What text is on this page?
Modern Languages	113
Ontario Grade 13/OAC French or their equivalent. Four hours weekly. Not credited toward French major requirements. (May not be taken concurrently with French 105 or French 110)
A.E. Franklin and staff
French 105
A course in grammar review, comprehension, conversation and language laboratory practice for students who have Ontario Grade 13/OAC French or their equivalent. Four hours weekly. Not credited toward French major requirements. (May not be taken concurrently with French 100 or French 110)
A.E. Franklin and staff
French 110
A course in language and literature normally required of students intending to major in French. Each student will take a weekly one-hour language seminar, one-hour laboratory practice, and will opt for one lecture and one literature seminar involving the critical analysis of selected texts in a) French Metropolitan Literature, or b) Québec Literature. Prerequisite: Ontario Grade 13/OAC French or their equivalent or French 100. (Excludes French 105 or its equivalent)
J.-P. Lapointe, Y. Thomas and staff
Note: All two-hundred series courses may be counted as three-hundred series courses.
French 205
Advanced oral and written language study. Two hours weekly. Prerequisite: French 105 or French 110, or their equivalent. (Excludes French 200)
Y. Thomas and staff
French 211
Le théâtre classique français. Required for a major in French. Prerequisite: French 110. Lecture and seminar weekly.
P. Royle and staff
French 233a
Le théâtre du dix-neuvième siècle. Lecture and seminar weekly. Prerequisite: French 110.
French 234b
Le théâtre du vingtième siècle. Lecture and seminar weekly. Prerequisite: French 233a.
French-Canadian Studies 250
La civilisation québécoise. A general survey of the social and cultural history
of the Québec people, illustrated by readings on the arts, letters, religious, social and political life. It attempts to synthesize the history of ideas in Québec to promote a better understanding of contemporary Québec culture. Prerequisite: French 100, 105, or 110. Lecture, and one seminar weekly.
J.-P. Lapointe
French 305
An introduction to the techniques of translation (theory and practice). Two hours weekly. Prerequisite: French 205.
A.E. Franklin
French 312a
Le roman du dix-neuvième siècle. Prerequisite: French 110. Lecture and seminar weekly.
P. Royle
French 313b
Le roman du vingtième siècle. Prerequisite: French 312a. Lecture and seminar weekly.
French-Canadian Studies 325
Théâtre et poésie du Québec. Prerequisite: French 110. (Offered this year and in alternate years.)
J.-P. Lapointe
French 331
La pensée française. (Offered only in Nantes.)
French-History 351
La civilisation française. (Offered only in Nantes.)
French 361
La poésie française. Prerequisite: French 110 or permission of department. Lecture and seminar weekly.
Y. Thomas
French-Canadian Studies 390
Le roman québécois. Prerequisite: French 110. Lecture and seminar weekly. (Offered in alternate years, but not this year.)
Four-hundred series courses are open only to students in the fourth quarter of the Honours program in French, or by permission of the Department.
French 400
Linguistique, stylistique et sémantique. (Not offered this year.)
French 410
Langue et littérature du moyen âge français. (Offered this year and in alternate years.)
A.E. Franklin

### Task objective
Print the records once more, exactly as they were given.

### Result for this task
What text is on this page?
Modern Languages	113
Ontario Grade 13/OAC French or their equivalent. Four hours weekly. Not credited toward French major requirements. (May not be taken concurrently with French 105 or French 110)
A.E. Franklin and staff
French 105
A course in grammar review, comprehension, conversation and language laboratory practice for students who have Ontario Grade 13/OAC French or their equivalent. Four hours weekly. Not credited toward French major requirements. (May not be taken concurrently with French 100 or French 110)
A.E. Franklin and staff
French 110
A course in language and literature normally required of students intending to major in French. Each student will take a weekly one-hour language seminar, one-hour laboratory practice, and will opt for one lecture and one literature seminar involving the critical analysis of selected texts in a) French Metropolitan Literature, or b) Québec Literature. Prerequisite: Ontario Grade 13/OAC French or their equivalent or French 100. (Excludes French 105 or its equivalent)
J.-P. Lapointe, Y. Thomas and staff
Note: All two-hundred series courses may be counted as three-hundred series courses.
French 205
Advanced oral and written language study. Two hours weekly. Prerequisite: French 105 or French 110, or their equivalent. (Excludes French 200)
Y. Thomas and staff
French 211
Le théâtre classique français. Required for a major in French. Prerequisite: French 110. Lecture and seminar weekly.
P. Royle and staff
French 233a
Le théâtre du dix-neuvième siècle. Lecture and seminar weekly. Prerequisite: French 110.
French 234b
Le théâtre du vingtième siècle. Lecture and seminar weekly. Prerequisite: French 233a.
French-Canadian Studies 250
La civilisation québécoise. A general survey of the social and cultural history
of the Québec people, illustrated by readings on the arts, letters, religious, social and political life. It attempts to synthesize the history of ideas in Québec to promote a better understanding of contemporary Québec culture. Prerequisite: French 100, 105, or 110. Lecture, and one seminar weekly.
J.-P. Lapointe
French 305
An introduction to the techniques of translation (theory and practice). Two hours weekly. Prerequisite: French 205.
A.E. Franklin
French 312a
Le roman du dix-neuvième siècle. Prerequisite: French 110. Lecture and seminar weekly.
P. Royle
French 313b
Le roman du vingtième siècle. Prerequisite: French 312a. Lecture and seminar weekly.
French-Canadian Studies 325
Théâtre et poésie du Québec. Prerequisite: French 110. (Offered this year and in alternate years.)
J.-P. Lapointe
French 331
La pensée française. (Offered only in Nantes.)
French-History 351
La civilisation française. (Offered only in Nantes.)
French 361
La poésie française. Prerequisite: French 110 or permission of department. Lecture and seminar weekly.
Y. Thomas
French-Canadian Studies 390
Le roman québécois. Prerequisite: French 110. Lecture and seminar weekly. (Offered in alternate years, but not this year.)
Four-hundred series courses are open only to students in the fourth quarter of the Honours program in French, or by permission of the Department.
French 400
Linguistique, stylistique et sémantique. (Not offered this year.)
French 410
Langue et littérature du moyen âge français. (Offered this year and in alternate years.)
A.E. Franklin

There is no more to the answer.